-- begin --

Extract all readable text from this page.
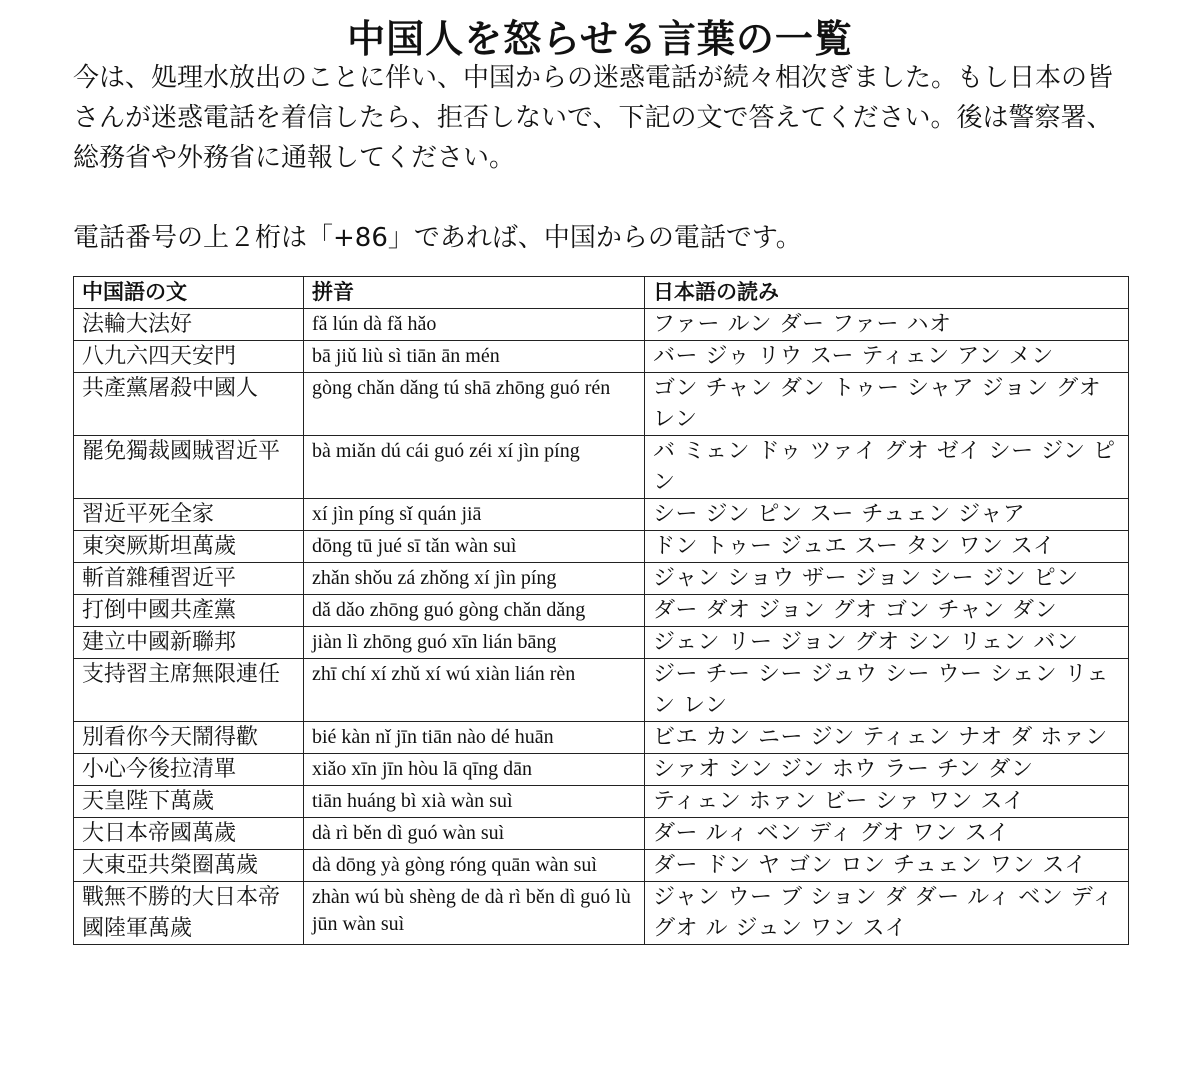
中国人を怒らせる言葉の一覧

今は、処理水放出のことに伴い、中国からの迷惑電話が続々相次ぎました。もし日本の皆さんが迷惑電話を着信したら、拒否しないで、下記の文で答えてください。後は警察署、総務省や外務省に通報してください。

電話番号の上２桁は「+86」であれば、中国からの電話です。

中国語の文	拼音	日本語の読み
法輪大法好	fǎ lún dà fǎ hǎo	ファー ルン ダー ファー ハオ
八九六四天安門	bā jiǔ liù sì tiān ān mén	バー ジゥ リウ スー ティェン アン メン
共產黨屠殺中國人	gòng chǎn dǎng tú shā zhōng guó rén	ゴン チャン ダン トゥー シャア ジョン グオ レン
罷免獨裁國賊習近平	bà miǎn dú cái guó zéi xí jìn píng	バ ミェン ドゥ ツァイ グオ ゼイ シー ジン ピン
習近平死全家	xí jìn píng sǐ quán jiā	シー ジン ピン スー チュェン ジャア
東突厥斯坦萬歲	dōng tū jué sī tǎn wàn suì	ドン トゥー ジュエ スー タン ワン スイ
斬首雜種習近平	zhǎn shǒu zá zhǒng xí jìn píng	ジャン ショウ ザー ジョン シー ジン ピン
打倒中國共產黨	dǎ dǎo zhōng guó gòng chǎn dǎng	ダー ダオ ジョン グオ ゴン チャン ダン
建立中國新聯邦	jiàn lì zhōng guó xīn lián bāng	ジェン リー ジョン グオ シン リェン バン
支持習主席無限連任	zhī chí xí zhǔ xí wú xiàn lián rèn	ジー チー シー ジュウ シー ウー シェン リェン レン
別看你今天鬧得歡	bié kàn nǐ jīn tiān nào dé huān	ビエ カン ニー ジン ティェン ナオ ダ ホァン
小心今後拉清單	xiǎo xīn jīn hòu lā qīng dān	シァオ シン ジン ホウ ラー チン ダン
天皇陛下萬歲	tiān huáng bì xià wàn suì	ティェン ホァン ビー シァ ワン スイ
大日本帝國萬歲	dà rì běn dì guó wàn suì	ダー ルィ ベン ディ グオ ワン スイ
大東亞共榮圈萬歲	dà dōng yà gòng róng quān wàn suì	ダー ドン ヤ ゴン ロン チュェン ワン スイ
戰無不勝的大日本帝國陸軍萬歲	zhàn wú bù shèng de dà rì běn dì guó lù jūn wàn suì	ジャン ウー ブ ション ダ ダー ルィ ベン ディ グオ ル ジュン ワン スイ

-- end --

- Task details -
Pictures are to be left out; repeat all the remaining data exactly.

- Exercise output -
Extract all readable text from this page.
中国人を怒らせる言葉の一覧

今は、処理水放出のことに伴い、中国からの迷惑電話が続々相次ぎました。もし日本の皆さんが迷惑電話を着信したら、拒否しないで、下記の文で答えてください。後は警察署、総務省や外務省に通報してください。

電話番号の上２桁は「+86」であれば、中国からの電話です。

中国語の文	拼音	日本語の読み
法輪大法好	fǎ lún dà fǎ hǎo	ファー ルン ダー ファー ハオ
八九六四天安門	bā jiǔ liù sì tiān ān mén	バー ジゥ リウ スー ティェン アン メン
共產黨屠殺中國人	gòng chǎn dǎng tú shā zhōng guó rén	ゴン チャン ダン トゥー シャア ジョン グオ レン
罷免獨裁國賊習近平	bà miǎn dú cái guó zéi xí jìn píng	バ ミェン ドゥ ツァイ グオ ゼイ シー ジン ピン
習近平死全家	xí jìn píng sǐ quán jiā	シー ジン ピン スー チュェン ジャア
東突厥斯坦萬歲	dōng tū jué sī tǎn wàn suì	ドン トゥー ジュエ スー タン ワン スイ
斬首雜種習近平	zhǎn shǒu zá zhǒng xí jìn píng	ジャン ショウ ザー ジョン シー ジン ピン
打倒中國共產黨	dǎ dǎo zhōng guó gòng chǎn dǎng	ダー ダオ ジョン グオ ゴン チャン ダン
建立中國新聯邦	jiàn lì zhōng guó xīn lián bāng	ジェン リー ジョン グオ シン リェン バン
支持習主席無限連任	zhī chí xí zhǔ xí wú xiàn lián rèn	ジー チー シー ジュウ シー ウー シェン リェン レン
別看你今天鬧得歡	bié kàn nǐ jīn tiān nào dé huān	ビエ カン ニー ジン ティェン ナオ ダ ホァン
小心今後拉清單	xiǎo xīn jīn hòu lā qīng dān	シァオ シン ジン ホウ ラー チン ダン
天皇陛下萬歲	tiān huáng bì xià wàn suì	ティェン ホァン ビー シァ ワン スイ
大日本帝國萬歲	dà rì běn dì guó wàn suì	ダー ルィ ベン ディ グオ ワン スイ
大東亞共榮圈萬歲	dà dōng yà gòng róng quān wàn suì	ダー ドン ヤ ゴン ロン チュェン ワン スイ
戰無不勝的大日本帝國陸軍萬歲	zhàn wú bù shèng de dà rì běn dì guó lù jūn wàn suì	ジャン ウー ブ ション ダ ダー ルィ ベン ディ グオ ル ジュン ワン スイ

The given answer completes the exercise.